WORK TO COMPLETE — In the listing below, locate the lines that hold "label" and copy them.

-- start EXERCISE DATA --

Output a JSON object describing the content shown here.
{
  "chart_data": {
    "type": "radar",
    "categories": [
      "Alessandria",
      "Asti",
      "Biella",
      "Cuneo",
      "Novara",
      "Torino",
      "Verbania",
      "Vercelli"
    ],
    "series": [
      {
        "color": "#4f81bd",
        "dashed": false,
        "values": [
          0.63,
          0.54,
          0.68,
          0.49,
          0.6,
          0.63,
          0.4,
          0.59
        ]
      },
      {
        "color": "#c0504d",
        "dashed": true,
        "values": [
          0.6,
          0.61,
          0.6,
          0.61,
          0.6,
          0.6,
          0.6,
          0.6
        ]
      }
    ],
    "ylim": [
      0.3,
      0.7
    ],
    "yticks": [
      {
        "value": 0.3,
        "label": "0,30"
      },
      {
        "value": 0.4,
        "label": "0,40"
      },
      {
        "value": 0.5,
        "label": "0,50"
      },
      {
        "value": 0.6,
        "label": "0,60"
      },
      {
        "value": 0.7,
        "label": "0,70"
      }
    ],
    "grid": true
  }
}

-- end EXERCISE DATA --

THE RESULT —
        "label": "0,30"
        "label": "0,40"
        "label": "0,50"
        "label": "0,60"
        "label": "0,70"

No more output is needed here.